┌────────
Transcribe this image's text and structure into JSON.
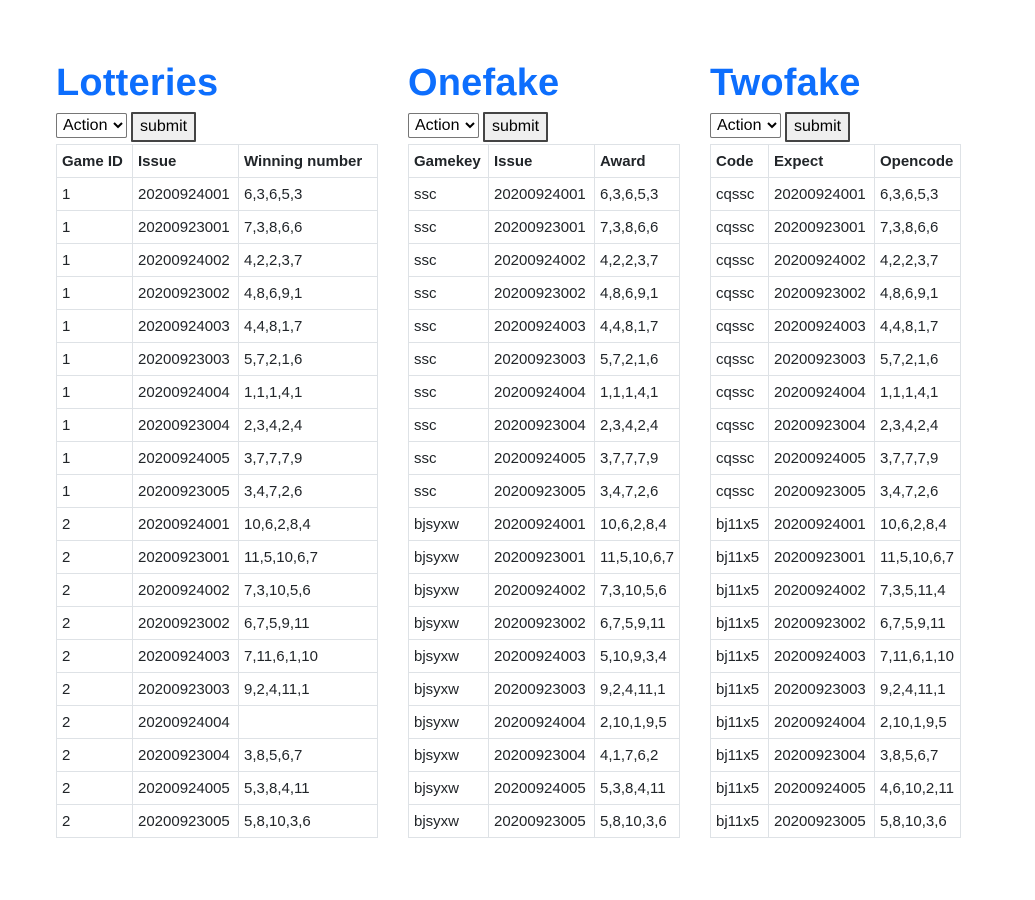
{
  "action_label": "Action",
  "submit_label": "submit",
  "panels": [
    {
      "title": "Lotteries",
      "headers": [
        "Game ID",
        "Issue",
        "Winning number"
      ],
      "rows": [
        [
          "1",
          "20200924001",
          "6,3,6,5,3"
        ],
        [
          "1",
          "20200923001",
          "7,3,8,6,6"
        ],
        [
          "1",
          "20200924002",
          "4,2,2,3,7"
        ],
        [
          "1",
          "20200923002",
          "4,8,6,9,1"
        ],
        [
          "1",
          "20200924003",
          "4,4,8,1,7"
        ],
        [
          "1",
          "20200923003",
          "5,7,2,1,6"
        ],
        [
          "1",
          "20200924004",
          "1,1,1,4,1"
        ],
        [
          "1",
          "20200923004",
          "2,3,4,2,4"
        ],
        [
          "1",
          "20200924005",
          "3,7,7,7,9"
        ],
        [
          "1",
          "20200923005",
          "3,4,7,2,6"
        ],
        [
          "2",
          "20200924001",
          "10,6,2,8,4"
        ],
        [
          "2",
          "20200923001",
          "11,5,10,6,7"
        ],
        [
          "2",
          "20200924002",
          "7,3,10,5,6"
        ],
        [
          "2",
          "20200923002",
          "6,7,5,9,11"
        ],
        [
          "2",
          "20200924003",
          "7,11,6,1,10"
        ],
        [
          "2",
          "20200923003",
          "9,2,4,11,1"
        ],
        [
          "2",
          "20200924004",
          ""
        ],
        [
          "2",
          "20200923004",
          "3,8,5,6,7"
        ],
        [
          "2",
          "20200924005",
          "5,3,8,4,11"
        ],
        [
          "2",
          "20200923005",
          "5,8,10,3,6"
        ]
      ]
    },
    {
      "title": "Onefake",
      "headers": [
        "Gamekey",
        "Issue",
        "Award"
      ],
      "rows": [
        [
          "ssc",
          "20200924001",
          "6,3,6,5,3"
        ],
        [
          "ssc",
          "20200923001",
          "7,3,8,6,6"
        ],
        [
          "ssc",
          "20200924002",
          "4,2,2,3,7"
        ],
        [
          "ssc",
          "20200923002",
          "4,8,6,9,1"
        ],
        [
          "ssc",
          "20200924003",
          "4,4,8,1,7"
        ],
        [
          "ssc",
          "20200923003",
          "5,7,2,1,6"
        ],
        [
          "ssc",
          "20200924004",
          "1,1,1,4,1"
        ],
        [
          "ssc",
          "20200923004",
          "2,3,4,2,4"
        ],
        [
          "ssc",
          "20200924005",
          "3,7,7,7,9"
        ],
        [
          "ssc",
          "20200923005",
          "3,4,7,2,6"
        ],
        [
          "bjsyxw",
          "20200924001",
          "10,6,2,8,4"
        ],
        [
          "bjsyxw",
          "20200923001",
          "11,5,10,6,7"
        ],
        [
          "bjsyxw",
          "20200924002",
          "7,3,10,5,6"
        ],
        [
          "bjsyxw",
          "20200923002",
          "6,7,5,9,11"
        ],
        [
          "bjsyxw",
          "20200924003",
          "5,10,9,3,4"
        ],
        [
          "bjsyxw",
          "20200923003",
          "9,2,4,11,1"
        ],
        [
          "bjsyxw",
          "20200924004",
          "2,10,1,9,5"
        ],
        [
          "bjsyxw",
          "20200923004",
          "4,1,7,6,2"
        ],
        [
          "bjsyxw",
          "20200924005",
          "5,3,8,4,11"
        ],
        [
          "bjsyxw",
          "20200923005",
          "5,8,10,3,6"
        ]
      ]
    },
    {
      "title": "Twofake",
      "headers": [
        "Code",
        "Expect",
        "Opencode"
      ],
      "rows": [
        [
          "cqssc",
          "20200924001",
          "6,3,6,5,3"
        ],
        [
          "cqssc",
          "20200923001",
          "7,3,8,6,6"
        ],
        [
          "cqssc",
          "20200924002",
          "4,2,2,3,7"
        ],
        [
          "cqssc",
          "20200923002",
          "4,8,6,9,1"
        ],
        [
          "cqssc",
          "20200924003",
          "4,4,8,1,7"
        ],
        [
          "cqssc",
          "20200923003",
          "5,7,2,1,6"
        ],
        [
          "cqssc",
          "20200924004",
          "1,1,1,4,1"
        ],
        [
          "cqssc",
          "20200923004",
          "2,3,4,2,4"
        ],
        [
          "cqssc",
          "20200924005",
          "3,7,7,7,9"
        ],
        [
          "cqssc",
          "20200923005",
          "3,4,7,2,6"
        ],
        [
          "bj11x5",
          "20200924001",
          "10,6,2,8,4"
        ],
        [
          "bj11x5",
          "20200923001",
          "11,5,10,6,7"
        ],
        [
          "bj11x5",
          "20200924002",
          "7,3,5,11,4"
        ],
        [
          "bj11x5",
          "20200923002",
          "6,7,5,9,11"
        ],
        [
          "bj11x5",
          "20200924003",
          "7,11,6,1,10"
        ],
        [
          "bj11x5",
          "20200923003",
          "9,2,4,11,1"
        ],
        [
          "bj11x5",
          "20200924004",
          "2,10,1,9,5"
        ],
        [
          "bj11x5",
          "20200923004",
          "3,8,5,6,7"
        ],
        [
          "bj11x5",
          "20200924005",
          "4,6,10,2,11"
        ],
        [
          "bj11x5",
          "20200923005",
          "5,8,10,3,6"
        ]
      ]
    }
  ]
}
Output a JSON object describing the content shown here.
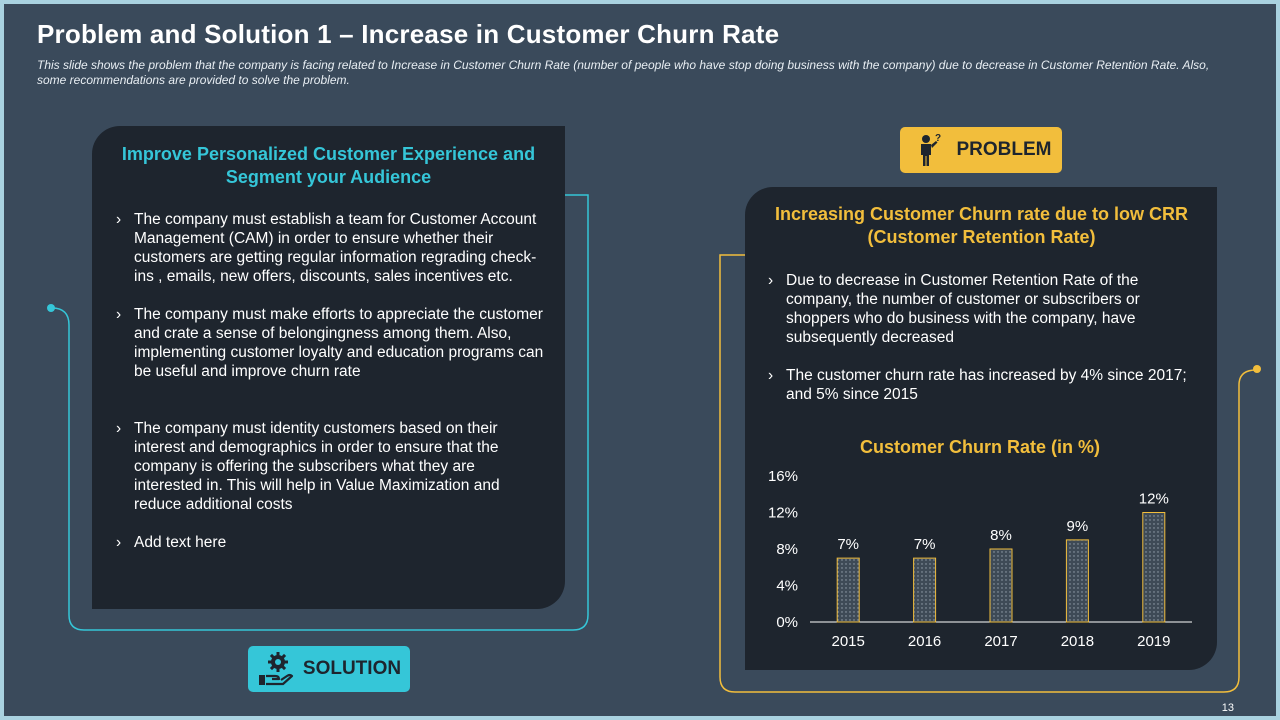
└────────
> Stated problem
Set the pictures aside and transcribe the data above exactly.

> Solution to this task
Transcribe this image's text and structure into JSON.
{
  "action_label": "Action",
  "submit_label": "submit",
  "panels": [
    {
      "title": "Lotteries",
      "headers": [
        "Game ID",
        "Issue",
        "Winning number"
      ],
      "rows": [
        [
          "1",
          "20200924001",
          "6,3,6,5,3"
        ],
        [
          "1",
          "20200923001",
          "7,3,8,6,6"
        ],
        [
          "1",
          "20200924002",
          "4,2,2,3,7"
        ],
        [
          "1",
          "20200923002",
          "4,8,6,9,1"
        ],
        [
          "1",
          "20200924003",
          "4,4,8,1,7"
        ],
        [
          "1",
          "20200923003",
          "5,7,2,1,6"
        ],
        [
          "1",
          "20200924004",
          "1,1,1,4,1"
        ],
        [
          "1",
          "20200923004",
          "2,3,4,2,4"
        ],
        [
          "1",
          "20200924005",
          "3,7,7,7,9"
        ],
        [
          "1",
          "20200923005",
          "3,4,7,2,6"
        ],
        [
          "2",
          "20200924001",
          "10,6,2,8,4"
        ],
        [
          "2",
          "20200923001",
          "11,5,10,6,7"
        ],
        [
          "2",
          "20200924002",
          "7,3,10,5,6"
        ],
        [
          "2",
          "20200923002",
          "6,7,5,9,11"
        ],
        [
          "2",
          "20200924003",
          "7,11,6,1,10"
        ],
        [
          "2",
          "20200923003",
          "9,2,4,11,1"
        ],
        [
          "2",
          "20200924004",
          ""
        ],
        [
          "2",
          "20200923004",
          "3,8,5,6,7"
        ],
        [
          "2",
          "20200924005",
          "5,3,8,4,11"
        ],
        [
          "2",
          "20200923005",
          "5,8,10,3,6"
        ]
      ]
    },
    {
      "title": "Onefake",
      "headers": [
        "Gamekey",
        "Issue",
        "Award"
      ],
      "rows": [
        [
          "ssc",
          "20200924001",
          "6,3,6,5,3"
        ],
        [
          "ssc",
          "20200923001",
          "7,3,8,6,6"
        ],
        [
          "ssc",
          "20200924002",
          "4,2,2,3,7"
        ],
        [
          "ssc",
          "20200923002",
          "4,8,6,9,1"
        ],
        [
          "ssc",
          "20200924003",
          "4,4,8,1,7"
        ],
        [
          "ssc",
          "20200923003",
          "5,7,2,1,6"
        ],
        [
          "ssc",
          "20200924004",
          "1,1,1,4,1"
        ],
        [
          "ssc",
          "20200923004",
          "2,3,4,2,4"
        ],
        [
          "ssc",
          "20200924005",
          "3,7,7,7,9"
        ],
        [
          "ssc",
          "20200923005",
          "3,4,7,2,6"
        ],
        [
          "bjsyxw",
          "20200924001",
          "10,6,2,8,4"
        ],
        [
          "bjsyxw",
          "20200923001",
          "11,5,10,6,7"
        ],
        [
          "bjsyxw",
          "20200924002",
          "7,3,10,5,6"
        ],
        [
          "bjsyxw",
          "20200923002",
          "6,7,5,9,11"
        ],
        [
          "bjsyxw",
          "20200924003",
          "5,10,9,3,4"
        ],
        [
          "bjsyxw",
          "20200923003",
          "9,2,4,11,1"
        ],
        [
          "bjsyxw",
          "20200924004",
          "2,10,1,9,5"
        ],
        [
          "bjsyxw",
          "20200923004",
          "4,1,7,6,2"
        ],
        [
          "bjsyxw",
          "20200924005",
          "5,3,8,4,11"
        ],
        [
          "bjsyxw",
          "20200923005",
          "5,8,10,3,6"
        ]
      ]
    },
    {
      "title": "Twofake",
      "headers": [
        "Code",
        "Expect",
        "Opencode"
      ],
      "rows": [
        [
          "cqssc",
          "20200924001",
          "6,3,6,5,3"
        ],
        [
          "cqssc",
          "20200923001",
          "7,3,8,6,6"
        ],
        [
          "cqssc",
          "20200924002",
          "4,2,2,3,7"
        ],
        [
          "cqssc",
          "20200923002",
          "4,8,6,9,1"
        ],
        [
          "cqssc",
          "20200924003",
          "4,4,8,1,7"
        ],
        [
          "cqssc",
          "20200923003",
          "5,7,2,1,6"
        ],
        [
          "cqssc",
          "20200924004",
          "1,1,1,4,1"
        ],
        [
          "cqssc",
          "20200923004",
          "2,3,4,2,4"
        ],
        [
          "cqssc",
          "20200924005",
          "3,7,7,7,9"
        ],
        [
          "cqssc",
          "20200923005",
          "3,4,7,2,6"
        ],
        [
          "bj11x5",
          "20200924001",
          "10,6,2,8,4"
        ],
        [
          "bj11x5",
          "20200923001",
          "11,5,10,6,7"
        ],
        [
          "bj11x5",
          "20200924002",
          "7,3,5,11,4"
        ],
        [
          "bj11x5",
          "20200923002",
          "6,7,5,9,11"
        ],
        [
          "bj11x5",
          "20200924003",
          "7,11,6,1,10"
        ],
        [
          "bj11x5",
          "20200923003",
          "9,2,4,11,1"
        ],
        [
          "bj11x5",
          "20200924004",
          "2,10,1,9,5"
        ],
        [
          "bj11x5",
          "20200923004",
          "3,8,5,6,7"
        ],
        [
          "bj11x5",
          "20200924005",
          "4,6,10,2,11"
        ],
        [
          "bj11x5",
          "20200923005",
          "5,8,10,3,6"
        ]
      ]
    }
  ]
}
Output a JSON object describing the content shown here.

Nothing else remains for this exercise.